## Your instructions
The data must be written out once more, precisely as given.

Data excerpts
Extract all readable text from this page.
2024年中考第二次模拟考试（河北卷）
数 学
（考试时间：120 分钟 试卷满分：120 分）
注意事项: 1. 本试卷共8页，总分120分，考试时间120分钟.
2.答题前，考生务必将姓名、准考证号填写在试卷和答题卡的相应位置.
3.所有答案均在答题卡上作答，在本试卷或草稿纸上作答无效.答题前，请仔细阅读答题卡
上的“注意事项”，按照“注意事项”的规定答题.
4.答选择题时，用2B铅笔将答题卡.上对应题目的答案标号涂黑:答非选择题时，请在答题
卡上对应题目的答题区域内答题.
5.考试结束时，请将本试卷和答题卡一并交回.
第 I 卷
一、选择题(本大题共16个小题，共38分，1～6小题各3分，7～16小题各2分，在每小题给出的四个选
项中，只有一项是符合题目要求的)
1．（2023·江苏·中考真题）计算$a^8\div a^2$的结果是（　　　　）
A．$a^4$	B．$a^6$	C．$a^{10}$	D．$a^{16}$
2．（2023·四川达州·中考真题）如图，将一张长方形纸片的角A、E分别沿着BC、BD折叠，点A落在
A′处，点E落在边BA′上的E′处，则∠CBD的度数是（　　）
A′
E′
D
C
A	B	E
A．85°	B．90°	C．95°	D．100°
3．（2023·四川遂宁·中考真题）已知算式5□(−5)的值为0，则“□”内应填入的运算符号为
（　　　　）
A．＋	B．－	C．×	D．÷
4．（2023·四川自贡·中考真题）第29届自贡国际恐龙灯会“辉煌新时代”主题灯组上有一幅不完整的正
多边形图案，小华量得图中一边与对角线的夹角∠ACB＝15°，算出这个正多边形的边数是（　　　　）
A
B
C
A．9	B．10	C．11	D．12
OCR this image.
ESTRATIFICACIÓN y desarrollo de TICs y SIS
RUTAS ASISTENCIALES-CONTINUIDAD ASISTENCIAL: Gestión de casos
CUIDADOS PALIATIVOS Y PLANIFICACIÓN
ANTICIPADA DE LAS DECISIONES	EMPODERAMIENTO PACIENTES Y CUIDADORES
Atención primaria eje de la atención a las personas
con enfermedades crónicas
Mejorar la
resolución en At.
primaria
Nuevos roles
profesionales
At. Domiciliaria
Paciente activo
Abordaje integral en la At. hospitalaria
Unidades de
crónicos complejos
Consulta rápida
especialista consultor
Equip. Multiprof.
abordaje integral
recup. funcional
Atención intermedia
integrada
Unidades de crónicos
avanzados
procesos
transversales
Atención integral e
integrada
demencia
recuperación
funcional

## Exercise result
Extract all readable text from this page.
2024年中考第二次模拟考试（河北卷）
数 学
（考试时间：120 分钟 试卷满分：120 分）
注意事项: 1. 本试卷共8页，总分120分，考试时间120分钟.
2.答题前，考生务必将姓名、准考证号填写在试卷和答题卡的相应位置.
3.所有答案均在答题卡上作答，在本试卷或草稿纸上作答无效.答题前，请仔细阅读答题卡
上的“注意事项”，按照“注意事项”的规定答题.
4.答选择题时，用2B铅笔将答题卡.上对应题目的答案标号涂黑:答非选择题时，请在答题
卡上对应题目的答题区域内答题.
5.考试结束时，请将本试卷和答题卡一并交回.
第 I 卷
一、选择题(本大题共16个小题，共38分，1～6小题各3分，7～16小题各2分，在每小题给出的四个选
项中，只有一项是符合题目要求的)
1．（2023·江苏·中考真题）计算$a^8\div a^2$的结果是（　　　　）
A．$a^4$	B．$a^6$	C．$a^{10}$	D．$a^{16}$
2．（2023·四川达州·中考真题）如图，将一张长方形纸片的角A、E分别沿着BC、BD折叠，点A落在
A′处，点E落在边BA′上的E′处，则∠CBD的度数是（　　）
A′
E′
D
C
A	B	E
A．85°	B．90°	C．95°	D．100°
3．（2023·四川遂宁·中考真题）已知算式5□(−5)的值为0，则“□”内应填入的运算符号为
（　　　　）
A．＋	B．－	C．×	D．÷
4．（2023·四川自贡·中考真题）第29届自贡国际恐龙灯会“辉煌新时代”主题灯组上有一幅不完整的正
多边形图案，小华量得图中一边与对角线的夹角∠ACB＝15°，算出这个正多边形的边数是（　　　　）
A
B
C
A．9	B．10	C．11	D．12
OCR this image.
ESTRATIFICACIÓN y desarrollo de TICs y SIS
RUTAS ASISTENCIALES-CONTINUIDAD ASISTENCIAL: Gestión de casos
CUIDADOS PALIATIVOS Y PLANIFICACIÓN
ANTICIPADA DE LAS DECISIONES	EMPODERAMIENTO PACIENTES Y CUIDADORES
Atención primaria eje de la atención a las personas
con enfermedades crónicas
Mejorar la
resolución en At.
primaria
Nuevos roles
profesionales
At. Domiciliaria
Paciente activo
Abordaje integral en la At. hospitalaria
Unidades de
crónicos complejos
Consulta rápida
especialista consultor
Equip. Multiprof.
abordaje integral
recup. funcional
Atención intermedia
integrada
Unidades de crónicos
avanzados
procesos
transversales
Atención integral e
integrada
demencia
recuperación
funcional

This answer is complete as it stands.